What you have to do >>
Reproduce all lines of the listing below in which the word "with" occurs.

Given data >>
▬▬▬▬▬▬▬▬▬▬

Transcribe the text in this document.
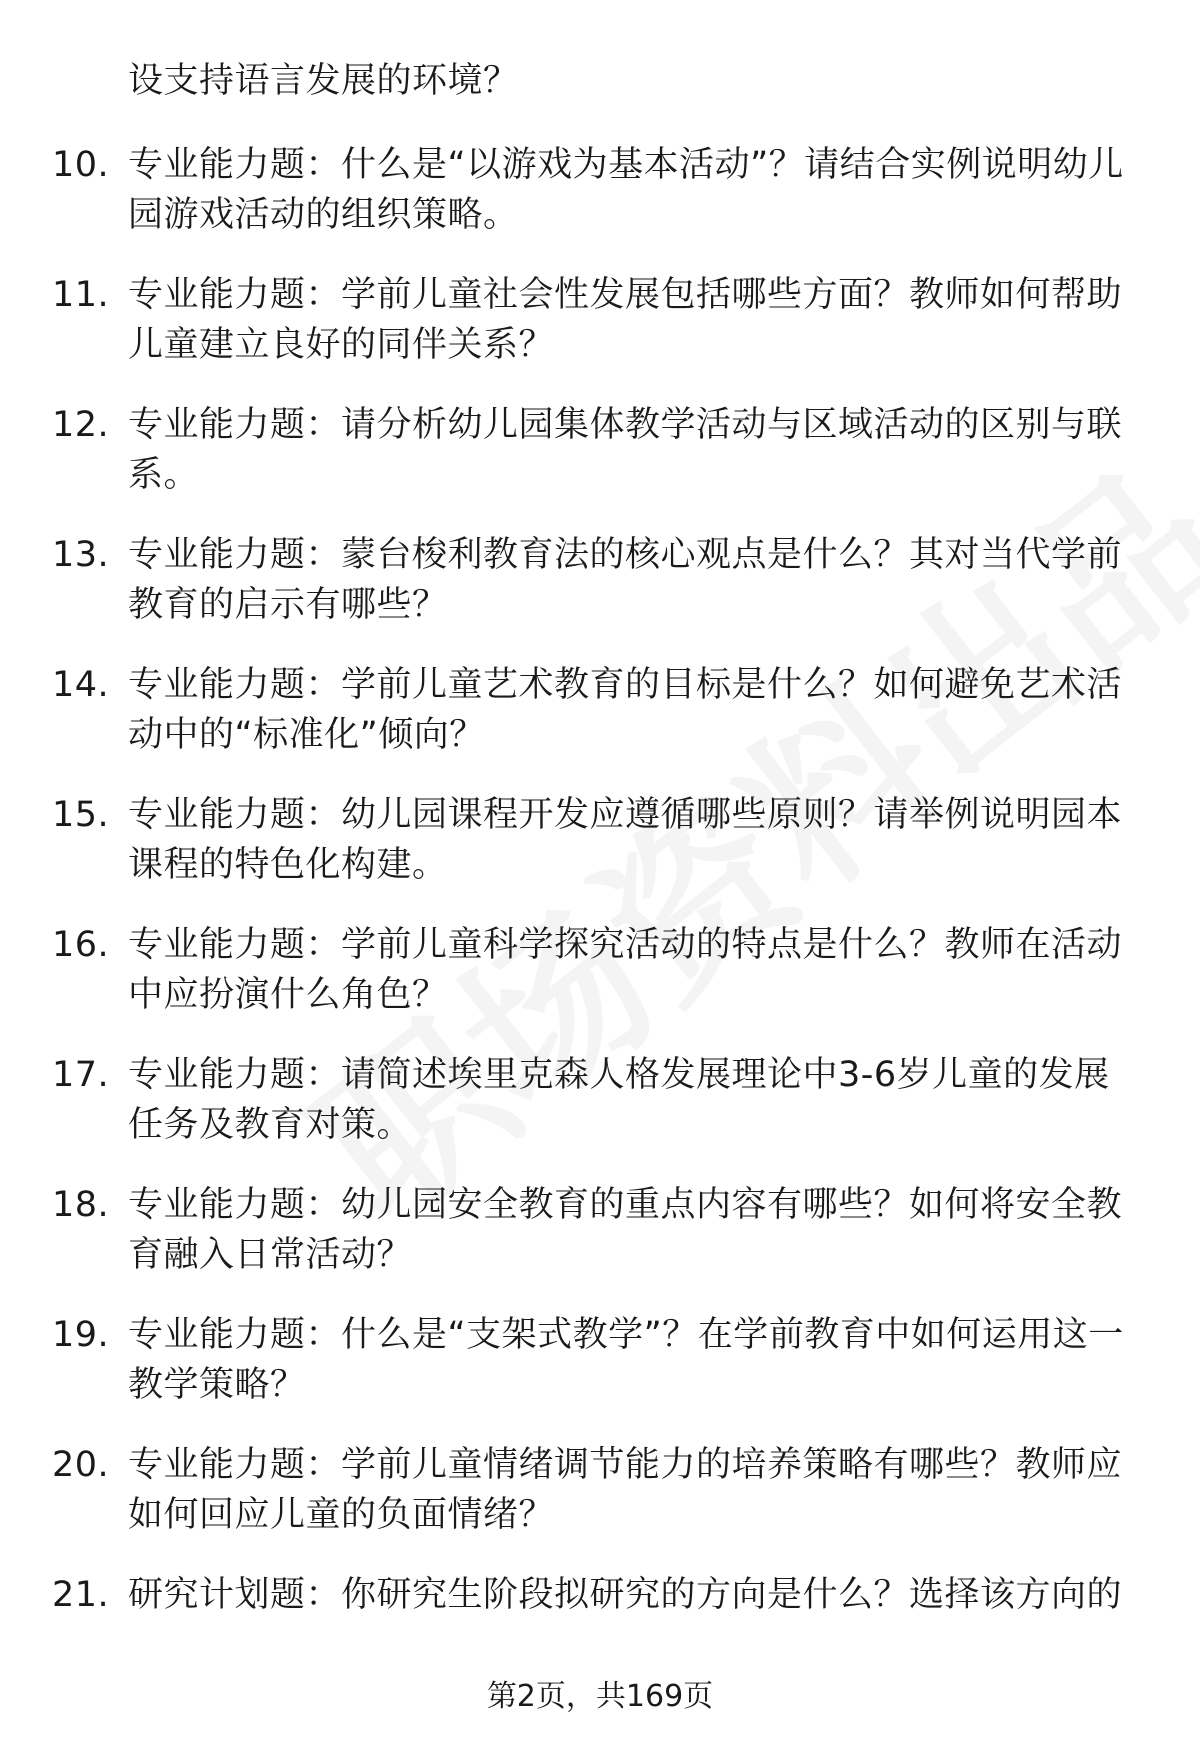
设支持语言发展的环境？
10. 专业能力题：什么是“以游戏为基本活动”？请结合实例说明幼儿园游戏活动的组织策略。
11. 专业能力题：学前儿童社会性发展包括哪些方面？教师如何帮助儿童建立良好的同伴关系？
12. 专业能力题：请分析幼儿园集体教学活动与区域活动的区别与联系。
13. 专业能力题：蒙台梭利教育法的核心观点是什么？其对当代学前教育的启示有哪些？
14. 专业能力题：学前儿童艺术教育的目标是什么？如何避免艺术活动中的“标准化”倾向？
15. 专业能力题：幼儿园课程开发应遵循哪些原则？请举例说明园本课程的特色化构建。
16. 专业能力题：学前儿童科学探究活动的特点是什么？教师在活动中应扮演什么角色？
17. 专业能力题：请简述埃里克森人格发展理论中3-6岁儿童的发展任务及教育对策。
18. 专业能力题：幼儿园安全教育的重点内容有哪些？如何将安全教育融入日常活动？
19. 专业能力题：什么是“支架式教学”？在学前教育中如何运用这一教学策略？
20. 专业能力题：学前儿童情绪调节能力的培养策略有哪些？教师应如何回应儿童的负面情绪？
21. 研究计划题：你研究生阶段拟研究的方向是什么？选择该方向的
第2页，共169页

▬▬▬▬▬▬▬▬▬▬

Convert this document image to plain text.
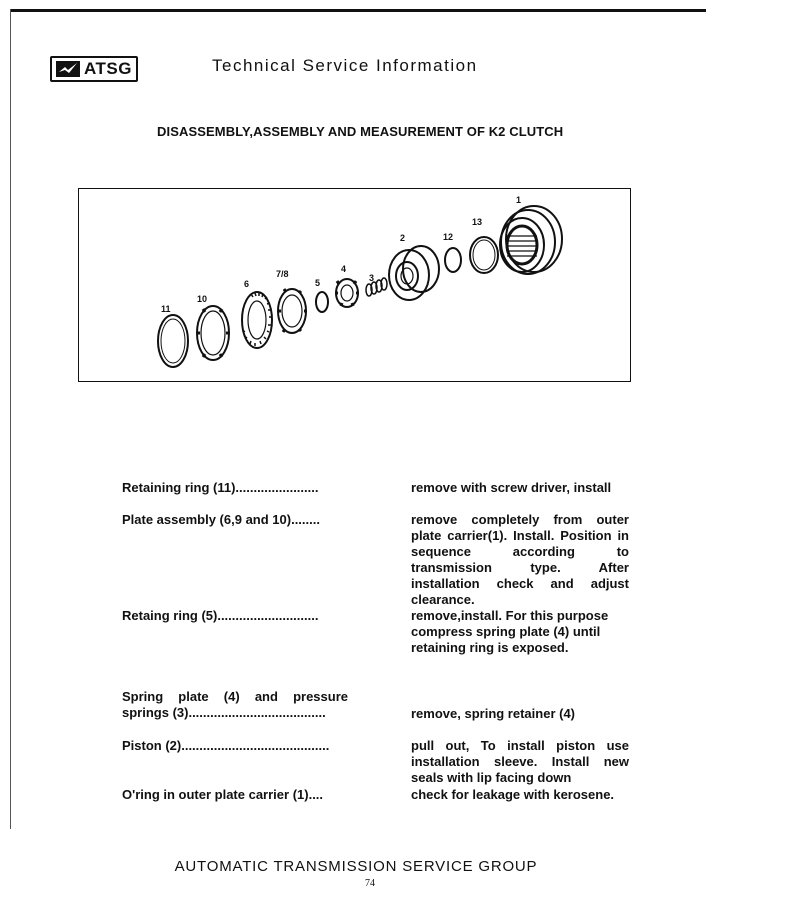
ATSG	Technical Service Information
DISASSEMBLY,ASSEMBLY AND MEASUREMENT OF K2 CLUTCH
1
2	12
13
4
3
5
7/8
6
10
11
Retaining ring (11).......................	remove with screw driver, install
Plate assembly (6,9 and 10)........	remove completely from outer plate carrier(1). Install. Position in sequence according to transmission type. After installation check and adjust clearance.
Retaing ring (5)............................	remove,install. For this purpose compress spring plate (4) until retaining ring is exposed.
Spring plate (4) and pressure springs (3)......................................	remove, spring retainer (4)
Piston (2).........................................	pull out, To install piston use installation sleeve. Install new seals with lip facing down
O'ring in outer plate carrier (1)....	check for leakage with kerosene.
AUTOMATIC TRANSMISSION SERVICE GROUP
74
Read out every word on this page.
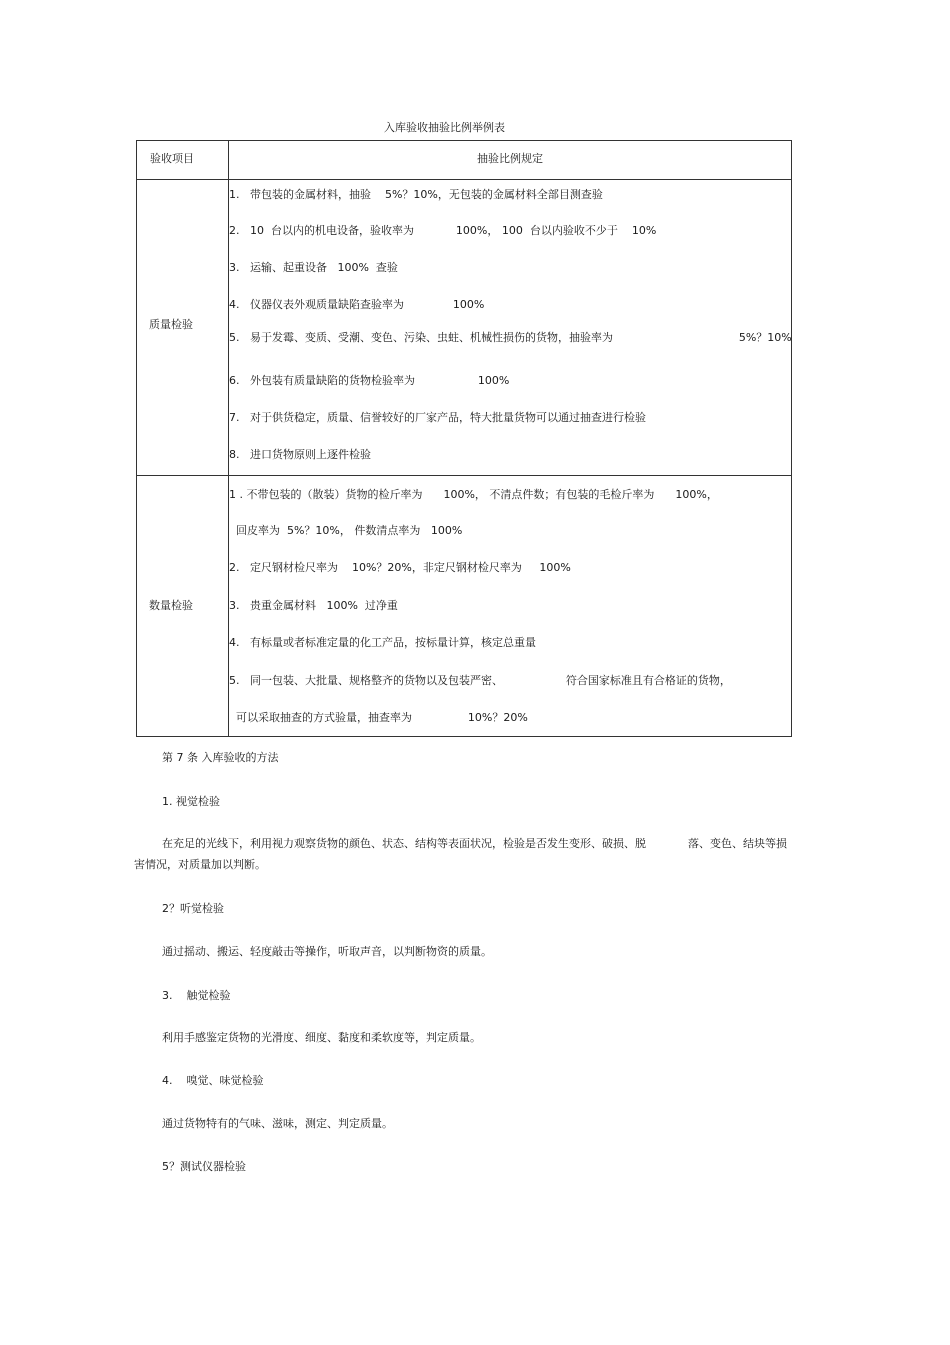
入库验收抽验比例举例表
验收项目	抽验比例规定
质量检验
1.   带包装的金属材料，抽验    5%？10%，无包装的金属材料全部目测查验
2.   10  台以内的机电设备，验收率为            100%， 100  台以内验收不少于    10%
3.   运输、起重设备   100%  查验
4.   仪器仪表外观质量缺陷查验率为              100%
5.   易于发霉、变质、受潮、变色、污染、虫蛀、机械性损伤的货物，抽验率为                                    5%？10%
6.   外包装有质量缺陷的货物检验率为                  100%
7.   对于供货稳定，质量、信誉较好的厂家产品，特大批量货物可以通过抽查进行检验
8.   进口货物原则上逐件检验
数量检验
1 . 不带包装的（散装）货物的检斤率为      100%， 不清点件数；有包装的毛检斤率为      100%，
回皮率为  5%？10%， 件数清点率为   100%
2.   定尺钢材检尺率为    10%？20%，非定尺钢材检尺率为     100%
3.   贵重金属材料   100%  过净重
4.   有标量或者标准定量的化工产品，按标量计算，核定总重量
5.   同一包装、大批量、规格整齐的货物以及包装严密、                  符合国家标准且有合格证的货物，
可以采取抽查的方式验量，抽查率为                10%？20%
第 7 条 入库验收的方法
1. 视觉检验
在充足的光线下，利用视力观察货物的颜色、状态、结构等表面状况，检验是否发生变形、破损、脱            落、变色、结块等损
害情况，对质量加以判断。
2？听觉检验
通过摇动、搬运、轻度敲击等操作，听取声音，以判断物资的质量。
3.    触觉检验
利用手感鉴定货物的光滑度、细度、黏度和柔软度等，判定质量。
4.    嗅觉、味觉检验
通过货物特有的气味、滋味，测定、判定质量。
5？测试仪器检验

▬▬▬▬▬▬▬▬▬▬

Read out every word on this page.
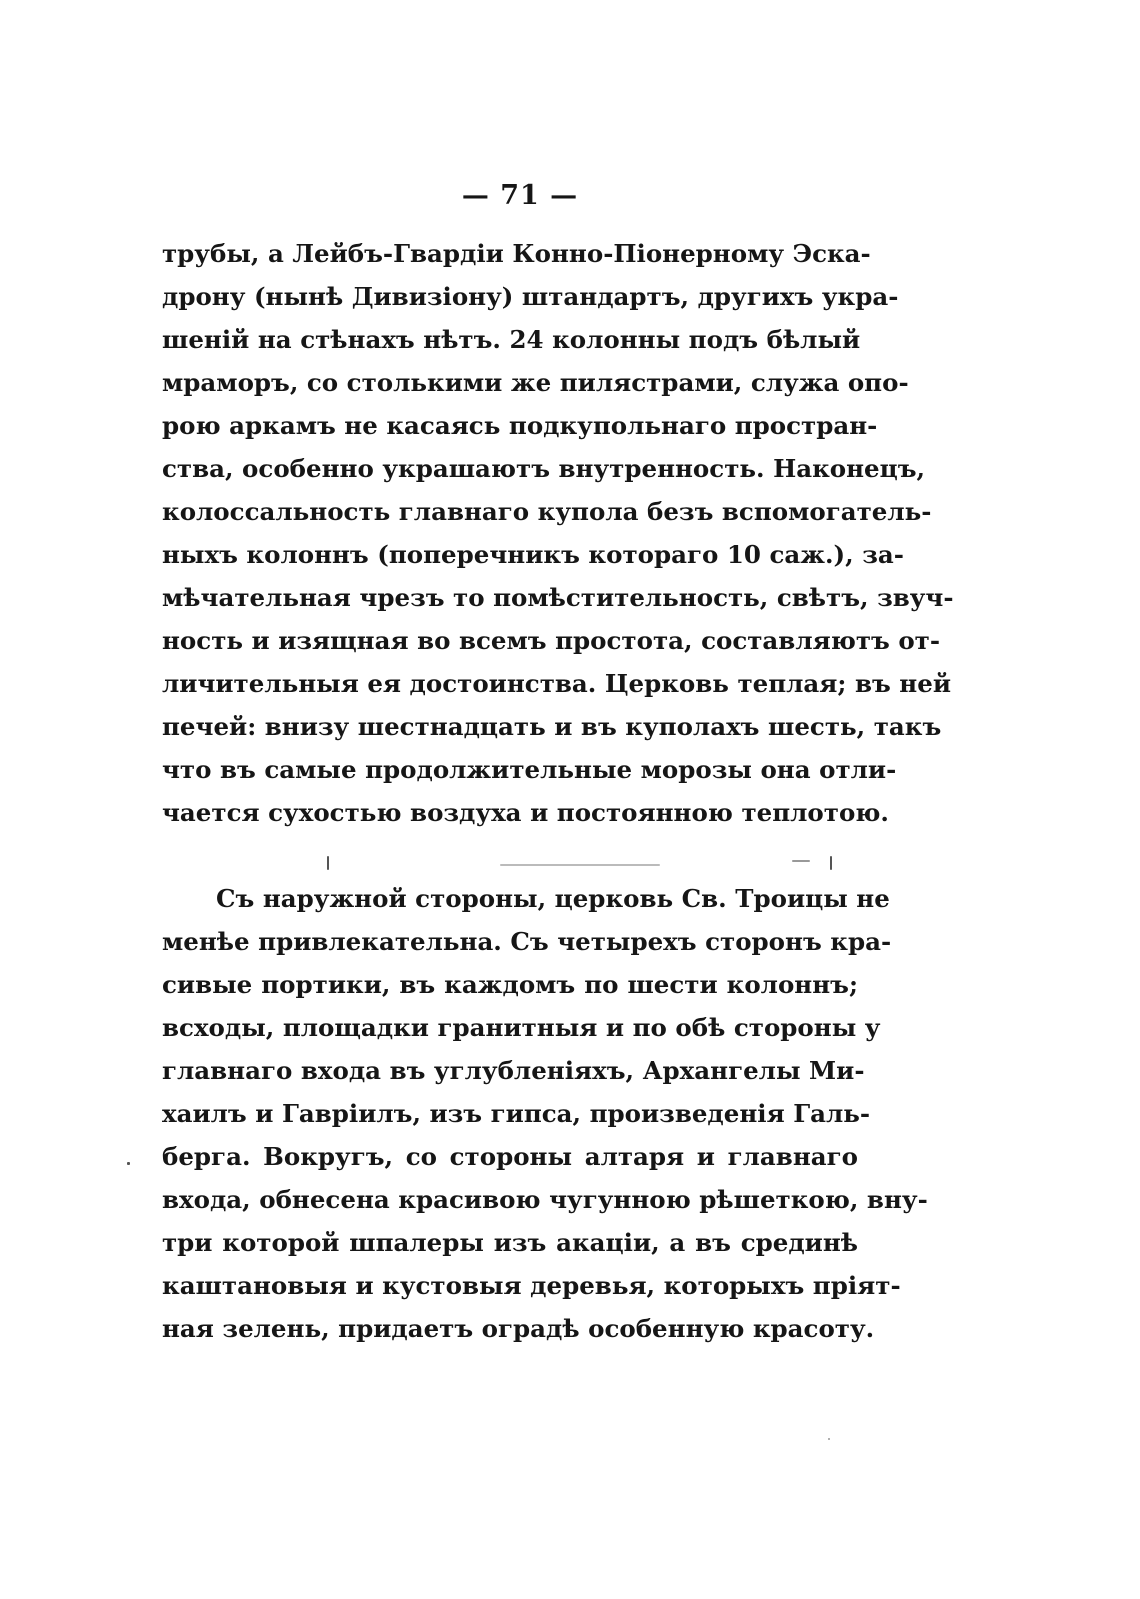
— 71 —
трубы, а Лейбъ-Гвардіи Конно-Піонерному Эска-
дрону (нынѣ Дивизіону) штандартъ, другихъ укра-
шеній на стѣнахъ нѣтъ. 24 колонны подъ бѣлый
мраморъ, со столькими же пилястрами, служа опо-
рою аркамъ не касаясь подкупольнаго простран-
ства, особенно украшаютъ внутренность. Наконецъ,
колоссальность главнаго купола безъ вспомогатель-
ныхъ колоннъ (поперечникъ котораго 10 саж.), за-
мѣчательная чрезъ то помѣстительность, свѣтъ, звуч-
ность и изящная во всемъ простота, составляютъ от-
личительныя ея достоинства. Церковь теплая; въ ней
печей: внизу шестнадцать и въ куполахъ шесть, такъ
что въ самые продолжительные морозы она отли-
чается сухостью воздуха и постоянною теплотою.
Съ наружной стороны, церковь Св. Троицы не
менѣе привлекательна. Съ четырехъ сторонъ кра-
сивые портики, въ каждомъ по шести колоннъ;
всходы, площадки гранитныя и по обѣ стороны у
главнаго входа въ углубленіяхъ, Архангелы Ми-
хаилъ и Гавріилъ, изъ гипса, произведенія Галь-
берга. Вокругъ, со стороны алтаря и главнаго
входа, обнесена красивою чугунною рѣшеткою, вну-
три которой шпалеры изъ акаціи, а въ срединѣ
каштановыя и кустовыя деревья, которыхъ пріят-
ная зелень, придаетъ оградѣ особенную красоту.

▬▬▬▬▬▬▬▬▬▬

Task output >>
Retaining ring (11).......................	remove with screw driver, install
Piston (2).........................................	pull out, To install piston use installation sleeve. Install new seals with lip facing down
O'ring in outer plate carrier (1)....	check for leakage with kerosene.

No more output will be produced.